WHAT THE TASK ASKS: State the number of lines in these records that include the word "arrow", and add nothing to it.

RECORDS TO PROCESS:

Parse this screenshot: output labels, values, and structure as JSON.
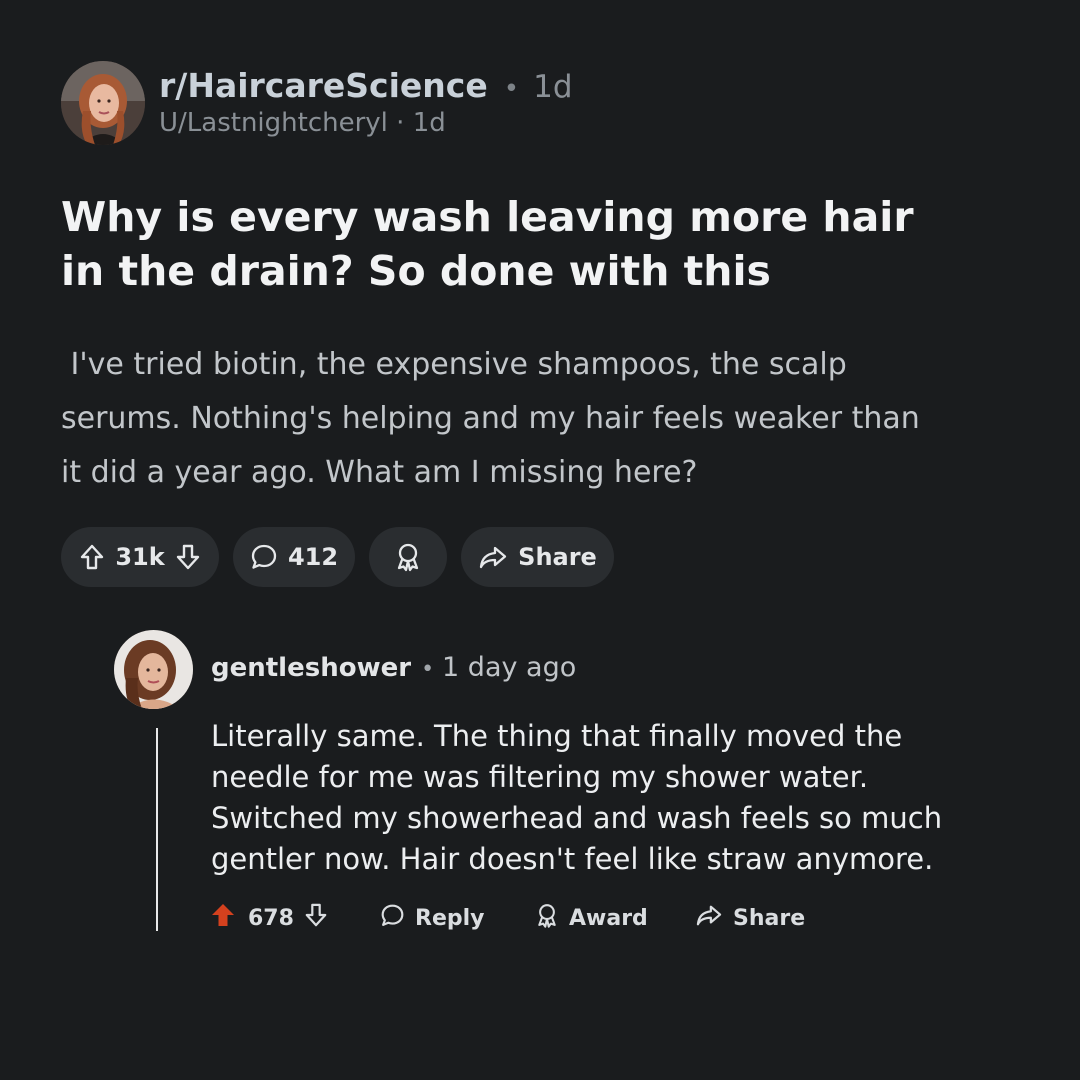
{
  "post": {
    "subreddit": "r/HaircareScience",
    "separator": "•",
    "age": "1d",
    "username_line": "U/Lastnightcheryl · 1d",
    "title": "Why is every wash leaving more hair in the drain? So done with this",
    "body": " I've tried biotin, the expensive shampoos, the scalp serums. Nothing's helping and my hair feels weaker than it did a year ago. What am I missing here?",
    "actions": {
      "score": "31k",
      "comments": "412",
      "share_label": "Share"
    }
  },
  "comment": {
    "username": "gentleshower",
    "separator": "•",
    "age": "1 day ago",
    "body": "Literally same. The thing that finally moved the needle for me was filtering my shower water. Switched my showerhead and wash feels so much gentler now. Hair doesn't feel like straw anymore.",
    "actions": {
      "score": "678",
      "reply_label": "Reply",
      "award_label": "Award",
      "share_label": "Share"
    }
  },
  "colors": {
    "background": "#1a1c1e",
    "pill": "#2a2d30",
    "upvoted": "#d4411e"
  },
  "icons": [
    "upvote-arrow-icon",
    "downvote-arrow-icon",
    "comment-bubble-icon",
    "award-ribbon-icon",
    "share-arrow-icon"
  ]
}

--

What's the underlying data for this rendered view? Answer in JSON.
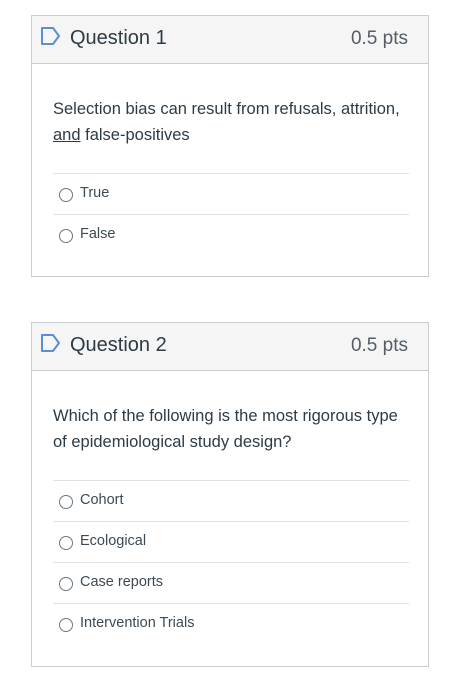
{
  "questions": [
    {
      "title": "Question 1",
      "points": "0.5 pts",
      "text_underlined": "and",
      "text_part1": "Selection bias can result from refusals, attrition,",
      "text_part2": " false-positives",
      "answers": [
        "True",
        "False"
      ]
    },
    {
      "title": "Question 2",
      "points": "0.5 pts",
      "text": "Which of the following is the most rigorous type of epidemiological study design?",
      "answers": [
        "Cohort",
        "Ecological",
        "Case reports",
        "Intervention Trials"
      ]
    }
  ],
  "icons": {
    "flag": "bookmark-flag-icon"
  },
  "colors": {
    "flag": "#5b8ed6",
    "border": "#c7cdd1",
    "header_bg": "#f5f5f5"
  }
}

OUTPUT OF THE EXERCISE: 3